:: Extracted information ::

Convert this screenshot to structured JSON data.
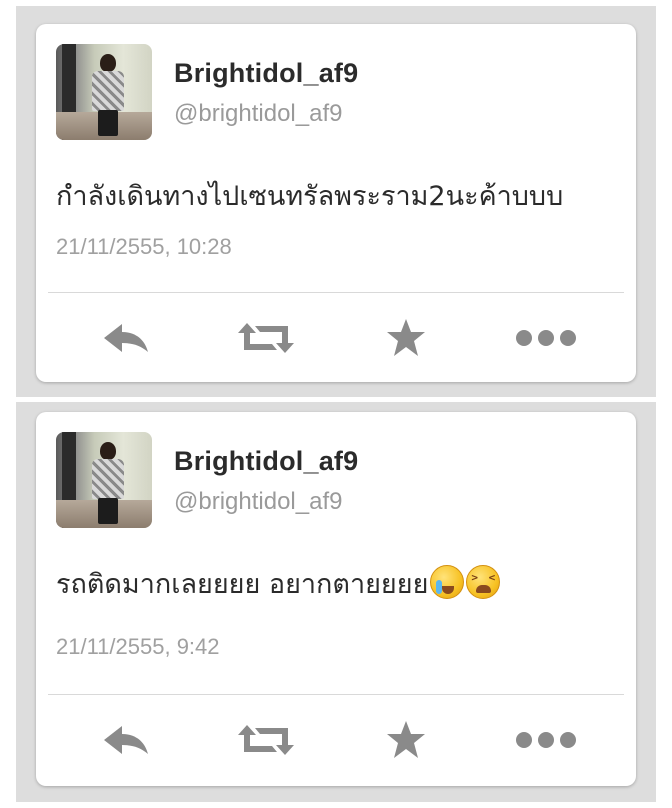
{
  "colors": {
    "background": "#dddddd",
    "card": "#ffffff",
    "name_text": "#2b2b2b",
    "meta_text": "#9a9a9a",
    "icon": "#8a8a8a"
  },
  "tweets": [
    {
      "name": "Brightidol_af9",
      "handle": "@brightidol_af9",
      "text": "กำลังเดินทางไปเซนทรัลพระราม2นะค้าบบบ",
      "emojis": [],
      "timestamp": "21/11/2555, 10:28",
      "actions": [
        "reply-icon",
        "retweet-icon",
        "favorite-star-icon",
        "more-icon"
      ]
    },
    {
      "name": "Brightidol_af9",
      "handle": "@brightidol_af9",
      "text": "รถติดมากเลยยยย อยากตายยยย",
      "emojis": [
        "crying-face-emoji",
        "tired-face-emoji"
      ],
      "timestamp": "21/11/2555, 9:42",
      "actions": [
        "reply-icon",
        "retweet-icon",
        "favorite-star-icon",
        "more-icon"
      ]
    }
  ]
}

:: Problem requirements ::
Using the listing above, gather each line that holds the string "timestamp" and copy it.

:: Written answer ::
      "timestamp": "21/11/2555, 10:28",
      "timestamp": "21/11/2555, 9:42",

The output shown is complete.